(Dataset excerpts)

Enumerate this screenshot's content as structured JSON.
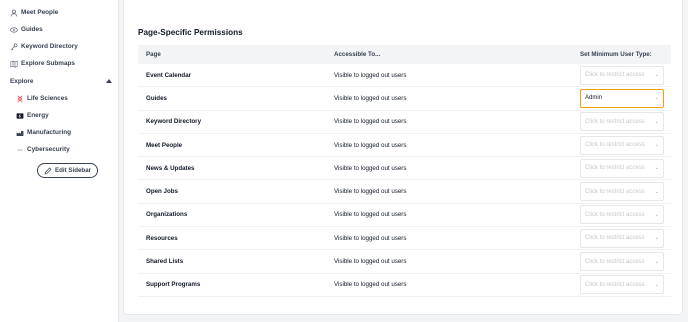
{
  "sidebar": {
    "items": [
      {
        "label": "Meet People",
        "icon": "person-icon"
      },
      {
        "label": "Guides",
        "icon": "eye-icon"
      },
      {
        "label": "Keyword Directory",
        "icon": "key-icon"
      },
      {
        "label": "Explore Submaps",
        "icon": "map-icon"
      }
    ],
    "explore": {
      "label": "Explore",
      "items": [
        {
          "label": "Life Sciences",
          "icon": "dna-icon",
          "icon_color": "#ef4444"
        },
        {
          "label": "Energy",
          "icon": "battery-icon",
          "icon_color": "#111827"
        },
        {
          "label": "Manufacturing",
          "icon": "factory-icon",
          "icon_color": "#374151"
        },
        {
          "label": "Cybersecurity",
          "icon": "dash-icon",
          "icon_color": "#9ca3af"
        }
      ]
    },
    "edit_button": "Edit Sidebar"
  },
  "main": {
    "section_title": "Page-Specific Permissions",
    "headers": {
      "page": "Page",
      "access": "Accessible To...",
      "type": "Set Minimum User Type:"
    },
    "rows": [
      {
        "page": "Event Calendar",
        "access": "Visible to logged out users",
        "type": "Click to restrict access",
        "active": false
      },
      {
        "page": "Guides",
        "access": "Visible to logged out users",
        "type": "Admin",
        "active": true
      },
      {
        "page": "Keyword Directory",
        "access": "Visible to logged out users",
        "type": "Click to restrict access",
        "active": false
      },
      {
        "page": "Meet People",
        "access": "Visible to logged out users",
        "type": "Click to restrict access",
        "active": false
      },
      {
        "page": "News & Updates",
        "access": "Visible to logged out users",
        "type": "Click to restrict access",
        "active": false
      },
      {
        "page": "Open Jobs",
        "access": "Visible to logged out users",
        "type": "Click to restrict access",
        "active": false
      },
      {
        "page": "Organizations",
        "access": "Visible to logged out users",
        "type": "Click to restrict access",
        "active": false
      },
      {
        "page": "Resources",
        "access": "Visible to logged out users",
        "type": "Click to restrict access",
        "active": false
      },
      {
        "page": "Shared Lists",
        "access": "Visible to logged out users",
        "type": "Click to restrict access",
        "active": false
      },
      {
        "page": "Support Programs",
        "access": "Visible to logged out users",
        "type": "Click to restrict access",
        "active": false
      }
    ]
  },
  "colors": {
    "accent": "#f59e0b",
    "header_bg": "#f3f4f6"
  }
}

* _Instructions for the task_:
Copy out the whole listing exactly, and don't carry over any pictures.

* _Completed task_:
Enumerate this screenshot's content as structured JSON.
{
  "sidebar": {
    "items": [
      {
        "label": "Meet People",
        "icon": "person-icon"
      },
      {
        "label": "Guides",
        "icon": "eye-icon"
      },
      {
        "label": "Keyword Directory",
        "icon": "key-icon"
      },
      {
        "label": "Explore Submaps",
        "icon": "map-icon"
      }
    ],
    "explore": {
      "label": "Explore",
      "items": [
        {
          "label": "Life Sciences",
          "icon": "dna-icon",
          "icon_color": "#ef4444"
        },
        {
          "label": "Energy",
          "icon": "battery-icon",
          "icon_color": "#111827"
        },
        {
          "label": "Manufacturing",
          "icon": "factory-icon",
          "icon_color": "#374151"
        },
        {
          "label": "Cybersecurity",
          "icon": "dash-icon",
          "icon_color": "#9ca3af"
        }
      ]
    },
    "edit_button": "Edit Sidebar"
  },
  "main": {
    "section_title": "Page-Specific Permissions",
    "headers": {
      "page": "Page",
      "access": "Accessible To...",
      "type": "Set Minimum User Type:"
    },
    "rows": [
      {
        "page": "Event Calendar",
        "access": "Visible to logged out users",
        "type": "Click to restrict access",
        "active": false
      },
      {
        "page": "Guides",
        "access": "Visible to logged out users",
        "type": "Admin",
        "active": true
      },
      {
        "page": "Keyword Directory",
        "access": "Visible to logged out users",
        "type": "Click to restrict access",
        "active": false
      },
      {
        "page": "Meet People",
        "access": "Visible to logged out users",
        "type": "Click to restrict access",
        "active": false
      },
      {
        "page": "News & Updates",
        "access": "Visible to logged out users",
        "type": "Click to restrict access",
        "active": false
      },
      {
        "page": "Open Jobs",
        "access": "Visible to logged out users",
        "type": "Click to restrict access",
        "active": false
      },
      {
        "page": "Organizations",
        "access": "Visible to logged out users",
        "type": "Click to restrict access",
        "active": false
      },
      {
        "page": "Resources",
        "access": "Visible to logged out users",
        "type": "Click to restrict access",
        "active": false
      },
      {
        "page": "Shared Lists",
        "access": "Visible to logged out users",
        "type": "Click to restrict access",
        "active": false
      },
      {
        "page": "Support Programs",
        "access": "Visible to logged out users",
        "type": "Click to restrict access",
        "active": false
      }
    ]
  },
  "colors": {
    "accent": "#f59e0b",
    "header_bg": "#f3f4f6"
  }
}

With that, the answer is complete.